--- START Text shown ---

Friday, May 23, 2008

From Kosovo to Kuwait: Renaissance and Retrogression in the Islamic World

Here's another bit by Michael Totten in Commentary (I beg your indulgence; I'm apparently on a Totten jag for the moment). The subject is an enclave of the Moderate Muslim whose more widespread emergence is a larger strategic aim of the Long War (I'm growing to like that term more and more; vague and epic. Beats the tar out of "War On Terror" anyway).

Reporting from Kosovo, Totten writes:

American flags are on sale at kiosks everywhere. They fly in front of government buildings. The world's second largest replica of the Statue of Liberty sits atop the five star Hotel Victory. The largest street downtown was renamed Bill Clinton Boulevard. Many businesses are likewise named after Clinton. One cafe owner called his establishment “Hillary” and placed two gigantic pictures of Bill and Hillary on the walls. Don't assume, though, that this makes Kosovars Muslim versions of Euro-lefties. Clinton is rightly hailed as a liberator, but one resident told me “We are Republicans here in Kosovo.” They want a strong American President who won't back down from commitments.

--- END Text shown ---
--- START Raw records ---

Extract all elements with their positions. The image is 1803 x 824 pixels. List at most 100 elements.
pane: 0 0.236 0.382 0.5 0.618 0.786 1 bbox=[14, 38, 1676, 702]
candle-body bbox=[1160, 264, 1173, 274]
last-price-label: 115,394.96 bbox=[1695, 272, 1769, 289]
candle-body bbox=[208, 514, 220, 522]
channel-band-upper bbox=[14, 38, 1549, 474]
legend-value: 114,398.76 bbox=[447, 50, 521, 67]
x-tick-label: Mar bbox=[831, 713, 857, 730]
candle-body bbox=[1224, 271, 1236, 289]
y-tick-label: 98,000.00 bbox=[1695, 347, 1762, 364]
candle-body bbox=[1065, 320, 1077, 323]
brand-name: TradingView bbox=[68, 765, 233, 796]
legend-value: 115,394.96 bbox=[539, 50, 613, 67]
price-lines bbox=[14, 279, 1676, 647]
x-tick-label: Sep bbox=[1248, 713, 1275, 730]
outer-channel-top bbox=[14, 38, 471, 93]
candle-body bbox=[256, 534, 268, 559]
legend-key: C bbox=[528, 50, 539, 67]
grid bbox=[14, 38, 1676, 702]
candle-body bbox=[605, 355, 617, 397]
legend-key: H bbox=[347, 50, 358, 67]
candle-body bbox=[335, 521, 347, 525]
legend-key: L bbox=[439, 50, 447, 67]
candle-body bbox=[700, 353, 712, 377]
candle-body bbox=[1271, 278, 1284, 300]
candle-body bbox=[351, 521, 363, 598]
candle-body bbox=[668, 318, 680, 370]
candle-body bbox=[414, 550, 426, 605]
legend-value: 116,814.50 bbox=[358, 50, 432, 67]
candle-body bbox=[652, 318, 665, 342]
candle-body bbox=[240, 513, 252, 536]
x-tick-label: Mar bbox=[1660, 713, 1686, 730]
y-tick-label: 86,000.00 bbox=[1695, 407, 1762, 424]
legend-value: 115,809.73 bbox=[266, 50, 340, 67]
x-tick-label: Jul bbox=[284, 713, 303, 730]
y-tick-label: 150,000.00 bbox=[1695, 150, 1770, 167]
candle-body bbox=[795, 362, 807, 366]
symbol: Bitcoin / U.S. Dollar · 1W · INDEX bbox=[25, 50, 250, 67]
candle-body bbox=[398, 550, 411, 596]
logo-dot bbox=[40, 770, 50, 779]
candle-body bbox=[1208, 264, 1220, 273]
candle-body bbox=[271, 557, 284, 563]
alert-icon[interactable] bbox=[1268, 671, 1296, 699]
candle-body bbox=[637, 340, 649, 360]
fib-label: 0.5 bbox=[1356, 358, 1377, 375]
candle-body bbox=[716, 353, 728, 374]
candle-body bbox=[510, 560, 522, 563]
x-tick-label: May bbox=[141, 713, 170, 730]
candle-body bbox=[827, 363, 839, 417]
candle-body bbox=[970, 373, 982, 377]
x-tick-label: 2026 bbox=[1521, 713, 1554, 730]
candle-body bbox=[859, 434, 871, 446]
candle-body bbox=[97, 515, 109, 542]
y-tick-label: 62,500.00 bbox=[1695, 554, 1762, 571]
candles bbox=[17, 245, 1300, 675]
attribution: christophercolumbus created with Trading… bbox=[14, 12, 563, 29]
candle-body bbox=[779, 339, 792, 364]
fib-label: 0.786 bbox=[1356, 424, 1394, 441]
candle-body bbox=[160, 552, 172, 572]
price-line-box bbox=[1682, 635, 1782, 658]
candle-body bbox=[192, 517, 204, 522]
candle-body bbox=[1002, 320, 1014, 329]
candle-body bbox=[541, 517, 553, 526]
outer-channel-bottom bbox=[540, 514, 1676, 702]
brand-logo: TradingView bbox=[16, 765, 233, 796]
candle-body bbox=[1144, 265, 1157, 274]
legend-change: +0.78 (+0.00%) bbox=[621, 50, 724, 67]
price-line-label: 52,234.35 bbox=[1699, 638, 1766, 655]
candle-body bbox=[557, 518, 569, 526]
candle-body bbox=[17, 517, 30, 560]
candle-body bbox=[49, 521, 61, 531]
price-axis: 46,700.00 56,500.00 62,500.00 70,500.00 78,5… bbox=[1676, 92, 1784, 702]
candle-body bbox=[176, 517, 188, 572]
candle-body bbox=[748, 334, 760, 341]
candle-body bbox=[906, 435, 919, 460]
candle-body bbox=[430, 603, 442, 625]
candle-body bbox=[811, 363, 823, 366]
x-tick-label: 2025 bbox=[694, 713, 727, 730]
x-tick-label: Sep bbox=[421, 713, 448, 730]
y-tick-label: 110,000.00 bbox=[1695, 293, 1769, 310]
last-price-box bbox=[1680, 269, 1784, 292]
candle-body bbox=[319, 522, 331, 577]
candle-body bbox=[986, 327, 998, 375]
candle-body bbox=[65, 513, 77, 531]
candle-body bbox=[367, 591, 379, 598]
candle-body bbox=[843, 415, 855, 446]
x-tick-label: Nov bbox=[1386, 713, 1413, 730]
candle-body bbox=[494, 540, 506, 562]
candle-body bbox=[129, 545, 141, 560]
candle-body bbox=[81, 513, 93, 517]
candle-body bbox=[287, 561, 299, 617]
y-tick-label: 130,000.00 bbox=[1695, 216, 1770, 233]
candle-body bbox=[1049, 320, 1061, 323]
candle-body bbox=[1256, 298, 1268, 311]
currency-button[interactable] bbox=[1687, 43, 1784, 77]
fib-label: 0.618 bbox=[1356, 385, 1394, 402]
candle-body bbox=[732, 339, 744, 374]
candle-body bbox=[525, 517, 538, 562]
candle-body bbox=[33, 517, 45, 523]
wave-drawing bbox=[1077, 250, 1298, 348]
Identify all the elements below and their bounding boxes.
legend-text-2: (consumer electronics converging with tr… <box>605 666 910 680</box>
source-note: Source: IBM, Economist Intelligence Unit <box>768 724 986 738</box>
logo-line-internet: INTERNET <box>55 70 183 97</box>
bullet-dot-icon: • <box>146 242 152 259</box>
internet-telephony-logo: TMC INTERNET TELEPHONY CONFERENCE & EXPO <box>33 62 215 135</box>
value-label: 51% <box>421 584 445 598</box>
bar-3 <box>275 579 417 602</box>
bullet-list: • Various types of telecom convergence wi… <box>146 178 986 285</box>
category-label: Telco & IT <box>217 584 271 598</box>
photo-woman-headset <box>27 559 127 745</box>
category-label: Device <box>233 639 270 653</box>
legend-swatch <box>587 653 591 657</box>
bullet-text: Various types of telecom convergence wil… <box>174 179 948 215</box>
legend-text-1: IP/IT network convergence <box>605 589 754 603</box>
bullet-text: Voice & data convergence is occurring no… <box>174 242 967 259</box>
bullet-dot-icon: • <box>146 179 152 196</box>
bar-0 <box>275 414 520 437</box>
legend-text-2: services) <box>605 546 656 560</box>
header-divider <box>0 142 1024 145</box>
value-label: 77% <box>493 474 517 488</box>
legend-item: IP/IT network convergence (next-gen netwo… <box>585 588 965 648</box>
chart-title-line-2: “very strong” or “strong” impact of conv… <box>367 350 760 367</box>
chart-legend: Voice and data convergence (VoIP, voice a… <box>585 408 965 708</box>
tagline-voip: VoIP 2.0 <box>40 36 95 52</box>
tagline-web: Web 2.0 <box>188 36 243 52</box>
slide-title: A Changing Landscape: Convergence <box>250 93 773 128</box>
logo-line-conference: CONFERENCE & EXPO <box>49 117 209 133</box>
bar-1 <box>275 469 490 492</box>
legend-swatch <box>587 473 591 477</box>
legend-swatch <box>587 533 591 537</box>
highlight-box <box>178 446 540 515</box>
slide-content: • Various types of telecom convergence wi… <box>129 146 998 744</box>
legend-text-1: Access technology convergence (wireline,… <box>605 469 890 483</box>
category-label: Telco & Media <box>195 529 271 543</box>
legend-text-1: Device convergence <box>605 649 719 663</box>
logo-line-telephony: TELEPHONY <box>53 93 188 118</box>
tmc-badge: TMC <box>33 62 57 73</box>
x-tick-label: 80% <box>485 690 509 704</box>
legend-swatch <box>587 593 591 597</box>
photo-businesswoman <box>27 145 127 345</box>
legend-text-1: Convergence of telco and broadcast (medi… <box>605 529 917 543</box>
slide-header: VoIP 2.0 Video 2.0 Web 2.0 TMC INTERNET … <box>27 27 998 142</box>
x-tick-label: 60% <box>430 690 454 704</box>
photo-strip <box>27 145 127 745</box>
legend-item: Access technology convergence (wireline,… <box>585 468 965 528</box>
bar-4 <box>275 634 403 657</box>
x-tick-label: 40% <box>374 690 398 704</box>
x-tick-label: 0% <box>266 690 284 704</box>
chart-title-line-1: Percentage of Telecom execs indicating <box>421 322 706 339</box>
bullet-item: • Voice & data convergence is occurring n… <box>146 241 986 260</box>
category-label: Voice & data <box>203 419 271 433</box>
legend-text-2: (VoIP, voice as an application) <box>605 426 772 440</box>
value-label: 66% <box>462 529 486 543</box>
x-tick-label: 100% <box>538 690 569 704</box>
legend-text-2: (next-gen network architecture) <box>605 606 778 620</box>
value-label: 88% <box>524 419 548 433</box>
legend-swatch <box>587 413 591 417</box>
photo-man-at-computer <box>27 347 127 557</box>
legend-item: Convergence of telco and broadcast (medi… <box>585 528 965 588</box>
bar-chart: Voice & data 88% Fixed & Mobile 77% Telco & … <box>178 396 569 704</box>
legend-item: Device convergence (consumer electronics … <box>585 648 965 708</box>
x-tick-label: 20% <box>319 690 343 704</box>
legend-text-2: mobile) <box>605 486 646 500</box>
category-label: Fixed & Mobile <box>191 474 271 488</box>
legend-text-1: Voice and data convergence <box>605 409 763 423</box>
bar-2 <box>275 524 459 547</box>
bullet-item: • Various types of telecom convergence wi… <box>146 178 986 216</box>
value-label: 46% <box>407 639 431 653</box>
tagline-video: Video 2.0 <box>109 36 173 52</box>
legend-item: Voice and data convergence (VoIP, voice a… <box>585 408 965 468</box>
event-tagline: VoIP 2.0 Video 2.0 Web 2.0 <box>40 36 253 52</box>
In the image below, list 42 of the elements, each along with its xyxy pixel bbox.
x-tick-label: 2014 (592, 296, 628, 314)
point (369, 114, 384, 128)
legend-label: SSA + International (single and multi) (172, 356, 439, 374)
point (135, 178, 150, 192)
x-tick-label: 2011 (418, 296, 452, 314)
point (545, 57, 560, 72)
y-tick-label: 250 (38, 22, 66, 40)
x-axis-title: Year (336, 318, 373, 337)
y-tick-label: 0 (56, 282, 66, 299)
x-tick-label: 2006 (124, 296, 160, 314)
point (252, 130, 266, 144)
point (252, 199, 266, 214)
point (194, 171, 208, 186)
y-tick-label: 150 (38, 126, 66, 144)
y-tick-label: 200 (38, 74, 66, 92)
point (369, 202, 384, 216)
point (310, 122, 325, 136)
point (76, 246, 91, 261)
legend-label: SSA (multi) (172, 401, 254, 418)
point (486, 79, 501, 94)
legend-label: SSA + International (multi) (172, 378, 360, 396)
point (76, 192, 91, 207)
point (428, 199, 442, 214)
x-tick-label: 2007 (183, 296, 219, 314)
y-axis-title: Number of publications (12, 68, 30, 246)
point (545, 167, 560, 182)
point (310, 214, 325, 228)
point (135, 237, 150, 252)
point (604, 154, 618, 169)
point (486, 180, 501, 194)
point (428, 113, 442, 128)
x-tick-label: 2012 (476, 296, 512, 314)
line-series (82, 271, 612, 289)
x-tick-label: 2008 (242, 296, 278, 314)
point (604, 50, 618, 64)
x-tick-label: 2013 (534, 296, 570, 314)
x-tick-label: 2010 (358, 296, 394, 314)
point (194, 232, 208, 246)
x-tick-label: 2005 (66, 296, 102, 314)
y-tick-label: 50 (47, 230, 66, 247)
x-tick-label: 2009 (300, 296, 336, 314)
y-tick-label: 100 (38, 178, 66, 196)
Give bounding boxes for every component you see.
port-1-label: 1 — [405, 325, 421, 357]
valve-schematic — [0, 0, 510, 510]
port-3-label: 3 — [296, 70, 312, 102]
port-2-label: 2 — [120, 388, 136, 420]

--- END Raw records ---

Exercise tasks:
1. In the Kosovo post, what building has the replica of the Statue of Liberty on top of it?
2. For each statement, say whether it agrees with the Kosovo post: (a) The largest downtown street was renamed after Bill Clinton. (b) A cafe owner named his establishment "Bill." (c) A resident described Kosovars as Democrats.
3. Copy the Kosovo post word for word from "Reporting from Kosovo, Totten" to "down from commitments.".

Results of the tasks:
1. The five star Hotel Victory.

2.
(a) Yes: "The largest street downtown was renamed Bill Clinton Boulevard."
(b) No: "One cafe owner called his establishment “Hillary”"
(c) No: "We are Republicans here in Kosovo."

3.
Reporting from Kosovo, Totten writes:

American flags are on sale at kiosks everywhere. They fly in front of government buildings. The world's second largest replica of the Statue of Liberty sits atop the five star Hotel Victory. The largest street downtown was renamed Bill Clinton Boulevard. Many businesses are likewise named after Clinton. One cafe owner called his establishment “Hillary” and placed two gigantic pictures of Bill and Hillary on the walls. Don't assume, though, that this makes Kosovars Muslim versions of Euro-lefties. Clinton is rightly hailed as a liberator, but one resident told me “We are Republicans here in Kosovo.” They want a strong American President who won't back down from commitments.